What is expected: Go through the listing and set it down exactly, leaving out its pictures.

Source records:

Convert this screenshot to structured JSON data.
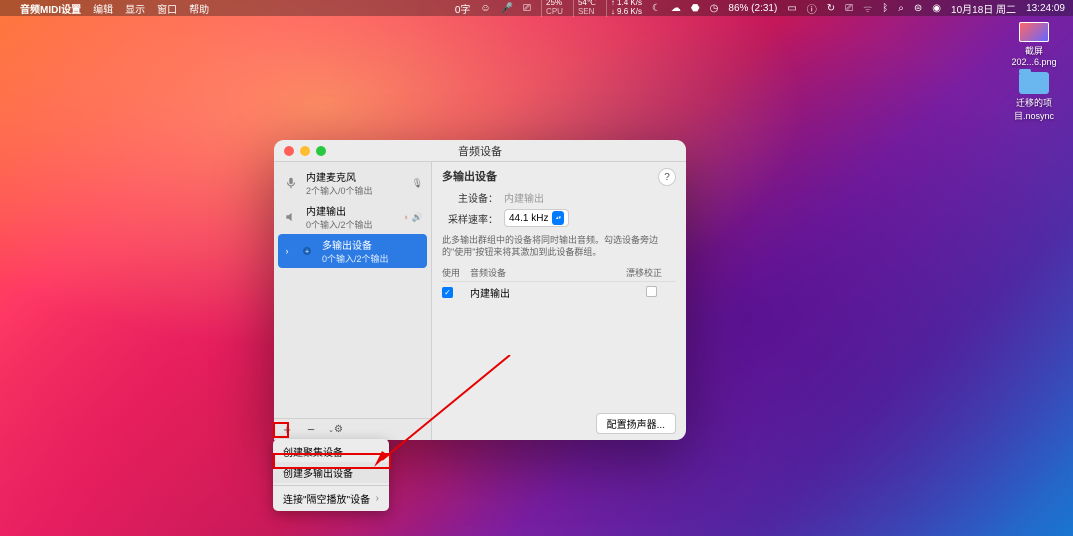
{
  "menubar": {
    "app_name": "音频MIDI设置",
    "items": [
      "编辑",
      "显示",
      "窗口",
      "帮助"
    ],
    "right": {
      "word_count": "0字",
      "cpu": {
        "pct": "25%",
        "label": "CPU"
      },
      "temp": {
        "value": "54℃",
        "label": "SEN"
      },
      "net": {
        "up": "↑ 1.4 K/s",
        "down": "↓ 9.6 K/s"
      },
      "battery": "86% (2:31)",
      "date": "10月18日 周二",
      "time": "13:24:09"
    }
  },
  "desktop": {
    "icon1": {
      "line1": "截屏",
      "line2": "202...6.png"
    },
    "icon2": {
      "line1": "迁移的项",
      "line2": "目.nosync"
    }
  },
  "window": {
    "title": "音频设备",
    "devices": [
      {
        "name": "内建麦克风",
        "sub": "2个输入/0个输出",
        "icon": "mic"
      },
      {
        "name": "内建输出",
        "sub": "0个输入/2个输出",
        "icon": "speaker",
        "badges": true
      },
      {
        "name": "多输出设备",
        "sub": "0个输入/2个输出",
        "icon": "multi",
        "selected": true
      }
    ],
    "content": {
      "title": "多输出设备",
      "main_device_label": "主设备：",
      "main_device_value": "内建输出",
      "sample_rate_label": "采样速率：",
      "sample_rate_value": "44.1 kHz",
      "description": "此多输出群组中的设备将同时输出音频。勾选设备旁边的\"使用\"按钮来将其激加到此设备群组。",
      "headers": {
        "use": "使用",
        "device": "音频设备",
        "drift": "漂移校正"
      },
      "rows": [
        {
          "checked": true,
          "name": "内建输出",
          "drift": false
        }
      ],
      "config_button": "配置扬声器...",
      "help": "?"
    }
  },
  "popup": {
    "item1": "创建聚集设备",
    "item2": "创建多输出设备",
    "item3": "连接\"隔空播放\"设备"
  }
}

Response below:
Convert this screenshot to structured JSON data.
{
  "menubar": {
    "app_name": "音频MIDI设置",
    "items": [
      "编辑",
      "显示",
      "窗口",
      "帮助"
    ],
    "right": {
      "word_count": "0字",
      "cpu": {
        "pct": "25%",
        "label": "CPU"
      },
      "temp": {
        "value": "54℃",
        "label": "SEN"
      },
      "net": {
        "up": "↑ 1.4 K/s",
        "down": "↓ 9.6 K/s"
      },
      "battery": "86% (2:31)",
      "date": "10月18日 周二",
      "time": "13:24:09"
    }
  },
  "desktop": {
    "icon1": {
      "line1": "截屏",
      "line2": "202...6.png"
    },
    "icon2": {
      "line1": "迁移的项",
      "line2": "目.nosync"
    }
  },
  "window": {
    "title": "音频设备",
    "devices": [
      {
        "name": "内建麦克风",
        "sub": "2个输入/0个输出",
        "icon": "mic"
      },
      {
        "name": "内建输出",
        "sub": "0个输入/2个输出",
        "icon": "speaker",
        "badges": true
      },
      {
        "name": "多输出设备",
        "sub": "0个输入/2个输出",
        "icon": "multi",
        "selected": true
      }
    ],
    "content": {
      "title": "多输出设备",
      "main_device_label": "主设备：",
      "main_device_value": "内建输出",
      "sample_rate_label": "采样速率：",
      "sample_rate_value": "44.1 kHz",
      "description": "此多输出群组中的设备将同时输出音频。勾选设备旁边的\"使用\"按钮来将其激加到此设备群组。",
      "headers": {
        "use": "使用",
        "device": "音频设备",
        "drift": "漂移校正"
      },
      "rows": [
        {
          "checked": true,
          "name": "内建输出",
          "drift": false
        }
      ],
      "config_button": "配置扬声器...",
      "help": "?"
    }
  },
  "popup": {
    "item1": "创建聚集设备",
    "item2": "创建多输出设备",
    "item3": "连接\"隔空播放\"设备"
  }
}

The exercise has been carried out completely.